■ **Entries provided**
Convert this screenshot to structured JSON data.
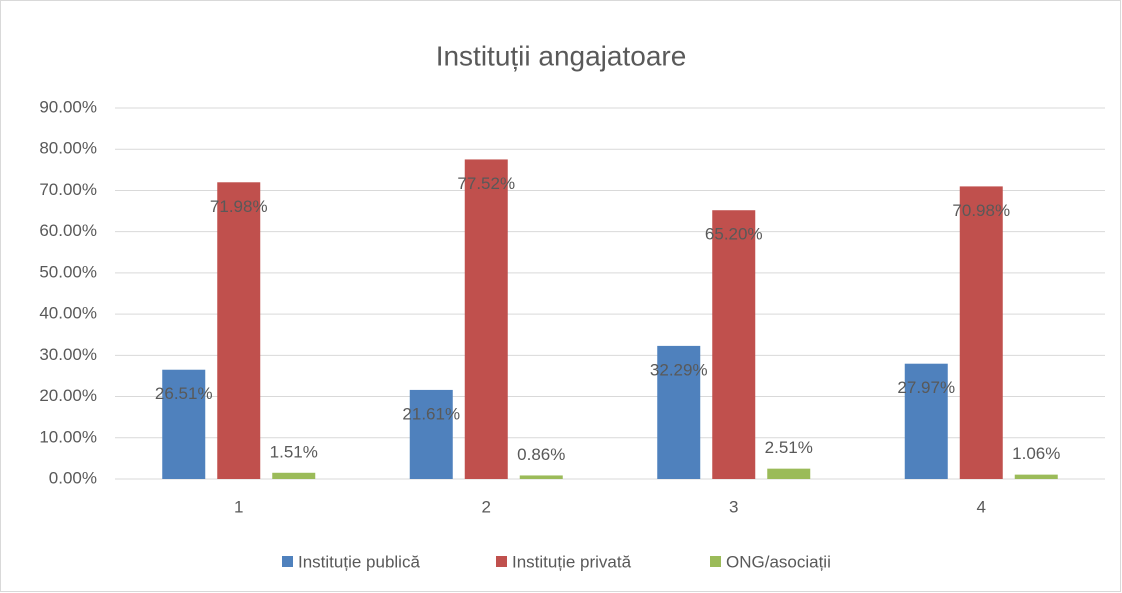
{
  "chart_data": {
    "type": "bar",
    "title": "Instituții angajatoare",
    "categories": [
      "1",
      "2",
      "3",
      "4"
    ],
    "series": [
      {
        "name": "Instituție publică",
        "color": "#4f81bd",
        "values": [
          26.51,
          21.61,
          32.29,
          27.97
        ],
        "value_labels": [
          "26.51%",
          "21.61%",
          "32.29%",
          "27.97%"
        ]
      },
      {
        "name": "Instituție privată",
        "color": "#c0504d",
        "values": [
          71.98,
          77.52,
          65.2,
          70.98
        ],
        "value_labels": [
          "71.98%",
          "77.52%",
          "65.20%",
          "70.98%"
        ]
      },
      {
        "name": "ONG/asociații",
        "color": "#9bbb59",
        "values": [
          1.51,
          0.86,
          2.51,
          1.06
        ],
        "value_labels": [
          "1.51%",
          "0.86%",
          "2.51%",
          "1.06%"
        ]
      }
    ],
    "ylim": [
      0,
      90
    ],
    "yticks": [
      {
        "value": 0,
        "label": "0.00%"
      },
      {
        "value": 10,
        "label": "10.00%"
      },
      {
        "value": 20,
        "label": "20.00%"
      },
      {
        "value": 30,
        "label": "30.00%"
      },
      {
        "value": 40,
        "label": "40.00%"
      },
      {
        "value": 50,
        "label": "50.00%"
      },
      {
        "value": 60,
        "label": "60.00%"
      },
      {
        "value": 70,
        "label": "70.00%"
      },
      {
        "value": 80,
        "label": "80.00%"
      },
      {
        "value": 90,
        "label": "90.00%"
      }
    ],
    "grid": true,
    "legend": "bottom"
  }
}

■ **Objective**
Take the entries shown above and quote them verbatim, passing over the pictures.

■ **Exercise solution**
Convert this screenshot to structured JSON data.
{
  "chart_data": {
    "type": "bar",
    "title": "Instituții angajatoare",
    "categories": [
      "1",
      "2",
      "3",
      "4"
    ],
    "series": [
      {
        "name": "Instituție publică",
        "color": "#4f81bd",
        "values": [
          26.51,
          21.61,
          32.29,
          27.97
        ],
        "value_labels": [
          "26.51%",
          "21.61%",
          "32.29%",
          "27.97%"
        ]
      },
      {
        "name": "Instituție privată",
        "color": "#c0504d",
        "values": [
          71.98,
          77.52,
          65.2,
          70.98
        ],
        "value_labels": [
          "71.98%",
          "77.52%",
          "65.20%",
          "70.98%"
        ]
      },
      {
        "name": "ONG/asociații",
        "color": "#9bbb59",
        "values": [
          1.51,
          0.86,
          2.51,
          1.06
        ],
        "value_labels": [
          "1.51%",
          "0.86%",
          "2.51%",
          "1.06%"
        ]
      }
    ],
    "ylim": [
      0,
      90
    ],
    "yticks": [
      {
        "value": 0,
        "label": "0.00%"
      },
      {
        "value": 10,
        "label": "10.00%"
      },
      {
        "value": 20,
        "label": "20.00%"
      },
      {
        "value": 30,
        "label": "30.00%"
      },
      {
        "value": 40,
        "label": "40.00%"
      },
      {
        "value": 50,
        "label": "50.00%"
      },
      {
        "value": 60,
        "label": "60.00%"
      },
      {
        "value": 70,
        "label": "70.00%"
      },
      {
        "value": 80,
        "label": "80.00%"
      },
      {
        "value": 90,
        "label": "90.00%"
      }
    ],
    "grid": true,
    "legend": "bottom"
  }
}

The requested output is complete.